What the task asks >> Repeat the lines that follow, leaving nothing out.

Records to use >>
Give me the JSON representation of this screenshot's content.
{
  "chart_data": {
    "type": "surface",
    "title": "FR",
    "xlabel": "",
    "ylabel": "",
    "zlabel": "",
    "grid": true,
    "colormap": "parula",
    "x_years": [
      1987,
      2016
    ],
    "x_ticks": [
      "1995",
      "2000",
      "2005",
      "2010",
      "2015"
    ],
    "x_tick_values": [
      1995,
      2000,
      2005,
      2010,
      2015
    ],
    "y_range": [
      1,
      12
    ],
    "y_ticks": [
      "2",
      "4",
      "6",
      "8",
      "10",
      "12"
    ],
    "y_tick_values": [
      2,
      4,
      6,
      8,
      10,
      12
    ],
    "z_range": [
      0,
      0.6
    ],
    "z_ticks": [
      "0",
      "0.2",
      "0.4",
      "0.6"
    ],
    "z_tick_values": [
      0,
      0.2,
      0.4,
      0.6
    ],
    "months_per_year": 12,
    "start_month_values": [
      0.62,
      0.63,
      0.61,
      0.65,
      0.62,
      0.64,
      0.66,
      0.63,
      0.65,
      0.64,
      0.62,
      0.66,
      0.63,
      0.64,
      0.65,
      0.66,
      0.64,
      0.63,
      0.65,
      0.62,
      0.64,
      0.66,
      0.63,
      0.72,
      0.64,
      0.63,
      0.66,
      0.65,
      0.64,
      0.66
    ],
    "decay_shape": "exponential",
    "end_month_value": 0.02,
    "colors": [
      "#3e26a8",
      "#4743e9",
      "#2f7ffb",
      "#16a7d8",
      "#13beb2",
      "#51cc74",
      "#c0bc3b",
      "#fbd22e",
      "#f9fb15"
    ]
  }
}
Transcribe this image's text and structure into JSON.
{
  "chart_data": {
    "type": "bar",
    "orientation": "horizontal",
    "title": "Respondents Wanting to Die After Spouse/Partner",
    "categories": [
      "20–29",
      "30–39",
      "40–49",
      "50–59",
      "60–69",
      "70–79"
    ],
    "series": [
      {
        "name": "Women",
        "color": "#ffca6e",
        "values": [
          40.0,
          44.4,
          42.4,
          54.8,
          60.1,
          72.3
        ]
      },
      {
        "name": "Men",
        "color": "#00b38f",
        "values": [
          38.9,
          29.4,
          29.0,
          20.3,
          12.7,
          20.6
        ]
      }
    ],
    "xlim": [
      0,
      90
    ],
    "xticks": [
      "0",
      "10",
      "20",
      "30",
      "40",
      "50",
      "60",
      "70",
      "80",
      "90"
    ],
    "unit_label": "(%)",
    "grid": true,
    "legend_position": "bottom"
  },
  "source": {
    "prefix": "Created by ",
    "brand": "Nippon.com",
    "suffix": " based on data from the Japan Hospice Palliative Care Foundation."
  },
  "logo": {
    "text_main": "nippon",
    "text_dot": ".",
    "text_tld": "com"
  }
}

Exercise output >>
Give me the JSON representation of this screenshot's content.
{
  "chart_data": {
    "type": "surface",
    "title": "FR",
    "xlabel": "",
    "ylabel": "",
    "zlabel": "",
    "grid": true,
    "colormap": "parula",
    "x_years": [
      1987,
      2016
    ],
    "x_ticks": [
      "1995",
      "2000",
      "2005",
      "2010",
      "2015"
    ],
    "x_tick_values": [
      1995,
      2000,
      2005,
      2010,
      2015
    ],
    "y_range": [
      1,
      12
    ],
    "y_ticks": [
      "2",
      "4",
      "6",
      "8",
      "10",
      "12"
    ],
    "y_tick_values": [
      2,
      4,
      6,
      8,
      10,
      12
    ],
    "z_range": [
      0,
      0.6
    ],
    "z_ticks": [
      "0",
      "0.2",
      "0.4",
      "0.6"
    ],
    "z_tick_values": [
      0,
      0.2,
      0.4,
      0.6
    ],
    "months_per_year": 12,
    "start_month_values": [
      0.62,
      0.63,
      0.61,
      0.65,
      0.62,
      0.64,
      0.66,
      0.63,
      0.65,
      0.64,
      0.62,
      0.66,
      0.63,
      0.64,
      0.65,
      0.66,
      0.64,
      0.63,
      0.65,
      0.62,
      0.64,
      0.66,
      0.63,
      0.72,
      0.64,
      0.63,
      0.66,
      0.65,
      0.64,
      0.66
    ],
    "decay_shape": "exponential",
    "end_month_value": 0.02,
    "colors": [
      "#3e26a8",
      "#4743e9",
      "#2f7ffb",
      "#16a7d8",
      "#13beb2",
      "#51cc74",
      "#c0bc3b",
      "#fbd22e",
      "#f9fb15"
    ]
  }
}
Transcribe this image's text and structure into JSON.
{
  "chart_data": {
    "type": "bar",
    "orientation": "horizontal",
    "title": "Respondents Wanting to Die After Spouse/Partner",
    "categories": [
      "20–29",
      "30–39",
      "40–49",
      "50–59",
      "60–69",
      "70–79"
    ],
    "series": [
      {
        "name": "Women",
        "color": "#ffca6e",
        "values": [
          40.0,
          44.4,
          42.4,
          54.8,
          60.1,
          72.3
        ]
      },
      {
        "name": "Men",
        "color": "#00b38f",
        "values": [
          38.9,
          29.4,
          29.0,
          20.3,
          12.7,
          20.6
        ]
      }
    ],
    "xlim": [
      0,
      90
    ],
    "xticks": [
      "0",
      "10",
      "20",
      "30",
      "40",
      "50",
      "60",
      "70",
      "80",
      "90"
    ],
    "unit_label": "(%)",
    "grid": true,
    "legend_position": "bottom"
  },
  "source": {
    "prefix": "Created by ",
    "brand": "Nippon.com",
    "suffix": " based on data from the Japan Hospice Palliative Care Foundation."
  },
  "logo": {
    "text_main": "nippon",
    "text_dot": ".",
    "text_tld": "com"
  }
}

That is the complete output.